• **SUPPLIED MATERIAL**
—————

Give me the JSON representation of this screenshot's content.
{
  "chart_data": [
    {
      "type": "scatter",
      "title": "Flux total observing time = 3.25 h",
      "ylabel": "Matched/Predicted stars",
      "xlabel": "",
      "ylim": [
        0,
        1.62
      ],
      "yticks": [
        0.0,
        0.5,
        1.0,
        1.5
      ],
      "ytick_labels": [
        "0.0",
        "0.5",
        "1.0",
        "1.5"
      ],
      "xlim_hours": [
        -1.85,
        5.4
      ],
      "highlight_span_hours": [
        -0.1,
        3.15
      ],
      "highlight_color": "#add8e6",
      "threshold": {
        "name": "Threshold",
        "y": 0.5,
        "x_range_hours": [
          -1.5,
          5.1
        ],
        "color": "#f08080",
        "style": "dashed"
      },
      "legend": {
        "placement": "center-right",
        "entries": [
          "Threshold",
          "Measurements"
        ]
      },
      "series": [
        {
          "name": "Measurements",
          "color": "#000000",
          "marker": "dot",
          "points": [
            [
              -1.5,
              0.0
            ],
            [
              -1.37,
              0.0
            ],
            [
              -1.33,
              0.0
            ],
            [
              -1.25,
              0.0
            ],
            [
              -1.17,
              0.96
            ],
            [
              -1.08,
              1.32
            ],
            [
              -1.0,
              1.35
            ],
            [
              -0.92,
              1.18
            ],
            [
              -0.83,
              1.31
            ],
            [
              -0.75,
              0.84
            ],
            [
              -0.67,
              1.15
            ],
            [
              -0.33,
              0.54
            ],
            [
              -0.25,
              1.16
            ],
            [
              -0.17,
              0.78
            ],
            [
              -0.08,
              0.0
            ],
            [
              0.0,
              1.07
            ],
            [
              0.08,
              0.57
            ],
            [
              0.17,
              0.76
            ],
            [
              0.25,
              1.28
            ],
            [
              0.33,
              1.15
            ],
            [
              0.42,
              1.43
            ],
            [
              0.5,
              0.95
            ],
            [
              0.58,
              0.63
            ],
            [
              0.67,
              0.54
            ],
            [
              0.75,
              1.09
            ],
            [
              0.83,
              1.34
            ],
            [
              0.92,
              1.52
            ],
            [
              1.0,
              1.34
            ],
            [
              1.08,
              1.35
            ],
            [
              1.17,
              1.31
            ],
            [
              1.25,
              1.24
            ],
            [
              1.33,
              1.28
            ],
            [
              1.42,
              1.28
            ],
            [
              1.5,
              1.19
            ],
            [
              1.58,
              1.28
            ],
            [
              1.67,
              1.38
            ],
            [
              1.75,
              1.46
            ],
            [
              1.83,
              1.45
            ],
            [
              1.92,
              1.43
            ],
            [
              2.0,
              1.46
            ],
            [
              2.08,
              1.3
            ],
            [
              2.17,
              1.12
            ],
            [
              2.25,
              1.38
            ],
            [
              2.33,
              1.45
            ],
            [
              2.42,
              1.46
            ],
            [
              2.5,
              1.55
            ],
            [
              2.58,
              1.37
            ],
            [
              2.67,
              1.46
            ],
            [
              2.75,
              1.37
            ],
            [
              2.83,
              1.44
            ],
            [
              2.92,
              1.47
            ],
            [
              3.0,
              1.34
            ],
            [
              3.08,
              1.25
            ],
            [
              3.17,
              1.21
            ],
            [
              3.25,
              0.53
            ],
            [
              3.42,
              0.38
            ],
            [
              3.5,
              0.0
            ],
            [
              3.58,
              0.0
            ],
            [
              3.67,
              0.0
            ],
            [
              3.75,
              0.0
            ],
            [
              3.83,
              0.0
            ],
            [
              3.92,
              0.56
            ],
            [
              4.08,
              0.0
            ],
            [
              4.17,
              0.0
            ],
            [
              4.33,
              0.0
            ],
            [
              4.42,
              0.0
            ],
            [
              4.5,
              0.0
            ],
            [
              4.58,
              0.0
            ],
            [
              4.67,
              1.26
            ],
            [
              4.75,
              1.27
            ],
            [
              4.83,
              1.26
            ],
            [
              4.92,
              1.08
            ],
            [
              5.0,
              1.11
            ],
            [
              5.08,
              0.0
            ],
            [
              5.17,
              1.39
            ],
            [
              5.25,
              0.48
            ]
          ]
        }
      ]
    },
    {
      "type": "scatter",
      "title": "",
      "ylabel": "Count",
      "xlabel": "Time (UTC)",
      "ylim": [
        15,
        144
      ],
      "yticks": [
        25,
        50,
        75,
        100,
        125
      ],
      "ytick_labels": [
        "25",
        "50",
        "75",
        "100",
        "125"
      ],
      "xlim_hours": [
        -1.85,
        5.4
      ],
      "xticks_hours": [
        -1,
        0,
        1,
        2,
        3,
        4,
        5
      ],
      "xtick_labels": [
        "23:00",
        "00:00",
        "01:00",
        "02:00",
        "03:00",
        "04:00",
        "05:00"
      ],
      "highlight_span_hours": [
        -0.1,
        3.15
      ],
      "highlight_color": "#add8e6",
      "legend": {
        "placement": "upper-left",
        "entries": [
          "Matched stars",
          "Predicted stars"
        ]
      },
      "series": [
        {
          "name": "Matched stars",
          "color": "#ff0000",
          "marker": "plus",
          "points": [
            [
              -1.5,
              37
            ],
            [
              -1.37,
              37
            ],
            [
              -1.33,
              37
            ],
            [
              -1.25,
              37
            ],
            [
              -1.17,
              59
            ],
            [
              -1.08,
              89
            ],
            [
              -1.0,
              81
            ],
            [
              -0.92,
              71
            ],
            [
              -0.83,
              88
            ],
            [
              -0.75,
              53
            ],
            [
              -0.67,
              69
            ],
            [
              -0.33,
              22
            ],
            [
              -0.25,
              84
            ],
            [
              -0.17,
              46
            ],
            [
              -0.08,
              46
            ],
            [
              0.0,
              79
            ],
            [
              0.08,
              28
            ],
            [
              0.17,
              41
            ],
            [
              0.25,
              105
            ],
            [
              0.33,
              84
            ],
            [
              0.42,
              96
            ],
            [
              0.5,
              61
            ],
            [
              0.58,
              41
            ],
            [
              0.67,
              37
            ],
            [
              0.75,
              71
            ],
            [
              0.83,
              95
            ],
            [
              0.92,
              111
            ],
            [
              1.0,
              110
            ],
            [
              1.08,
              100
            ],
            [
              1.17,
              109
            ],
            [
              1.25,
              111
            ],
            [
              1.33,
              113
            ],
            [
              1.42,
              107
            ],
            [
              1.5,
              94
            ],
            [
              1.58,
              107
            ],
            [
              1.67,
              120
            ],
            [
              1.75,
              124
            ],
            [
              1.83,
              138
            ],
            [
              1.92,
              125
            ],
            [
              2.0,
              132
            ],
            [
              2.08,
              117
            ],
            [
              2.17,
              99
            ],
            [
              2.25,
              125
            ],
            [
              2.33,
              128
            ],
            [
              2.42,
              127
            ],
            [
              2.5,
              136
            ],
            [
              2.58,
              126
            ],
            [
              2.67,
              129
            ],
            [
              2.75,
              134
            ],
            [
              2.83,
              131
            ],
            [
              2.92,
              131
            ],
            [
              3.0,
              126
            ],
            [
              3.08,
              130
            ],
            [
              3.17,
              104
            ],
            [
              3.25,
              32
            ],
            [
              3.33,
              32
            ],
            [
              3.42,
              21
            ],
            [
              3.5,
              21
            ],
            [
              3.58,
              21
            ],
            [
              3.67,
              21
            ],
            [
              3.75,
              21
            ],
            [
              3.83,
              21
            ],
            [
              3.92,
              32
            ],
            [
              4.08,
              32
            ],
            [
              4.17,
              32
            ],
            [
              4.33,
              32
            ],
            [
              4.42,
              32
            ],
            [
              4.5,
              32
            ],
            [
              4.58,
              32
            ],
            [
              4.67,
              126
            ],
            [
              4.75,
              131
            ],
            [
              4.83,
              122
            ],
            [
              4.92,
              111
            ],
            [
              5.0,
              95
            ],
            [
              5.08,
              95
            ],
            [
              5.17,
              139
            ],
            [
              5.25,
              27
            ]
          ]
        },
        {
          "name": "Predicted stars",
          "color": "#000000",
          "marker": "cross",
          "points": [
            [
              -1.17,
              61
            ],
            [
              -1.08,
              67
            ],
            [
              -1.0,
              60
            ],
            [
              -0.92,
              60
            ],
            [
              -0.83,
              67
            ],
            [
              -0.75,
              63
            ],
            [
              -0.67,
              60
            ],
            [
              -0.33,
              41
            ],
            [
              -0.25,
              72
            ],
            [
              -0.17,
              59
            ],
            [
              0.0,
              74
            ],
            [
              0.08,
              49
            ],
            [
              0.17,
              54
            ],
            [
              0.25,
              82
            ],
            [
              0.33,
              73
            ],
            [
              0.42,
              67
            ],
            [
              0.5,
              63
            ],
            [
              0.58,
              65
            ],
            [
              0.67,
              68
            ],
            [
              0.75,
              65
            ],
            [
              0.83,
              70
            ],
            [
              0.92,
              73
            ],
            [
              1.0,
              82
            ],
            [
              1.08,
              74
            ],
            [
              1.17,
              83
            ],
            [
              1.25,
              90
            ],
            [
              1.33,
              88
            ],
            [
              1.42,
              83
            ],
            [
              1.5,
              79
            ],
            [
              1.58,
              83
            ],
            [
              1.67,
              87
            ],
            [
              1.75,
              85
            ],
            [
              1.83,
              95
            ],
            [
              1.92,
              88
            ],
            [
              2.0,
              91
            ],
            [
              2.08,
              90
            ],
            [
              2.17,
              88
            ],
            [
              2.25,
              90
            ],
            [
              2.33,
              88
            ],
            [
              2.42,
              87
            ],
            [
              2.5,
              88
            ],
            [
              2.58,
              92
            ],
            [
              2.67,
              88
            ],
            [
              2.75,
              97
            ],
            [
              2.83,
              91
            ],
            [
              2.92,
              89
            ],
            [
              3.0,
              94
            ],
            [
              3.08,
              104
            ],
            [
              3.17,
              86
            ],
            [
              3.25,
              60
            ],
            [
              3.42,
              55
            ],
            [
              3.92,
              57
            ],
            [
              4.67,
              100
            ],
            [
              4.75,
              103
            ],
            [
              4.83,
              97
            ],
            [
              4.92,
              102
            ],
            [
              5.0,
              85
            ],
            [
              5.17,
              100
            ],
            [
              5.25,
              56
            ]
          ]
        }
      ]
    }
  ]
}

—————

Filter the entries down to the lines containing "stars". Copy each of those lines.

      "ylabel": "Matched/Predicted stars",
          "Matched stars",
          "Predicted stars"
          "name": "Matched stars",
          "name": "Predicted stars",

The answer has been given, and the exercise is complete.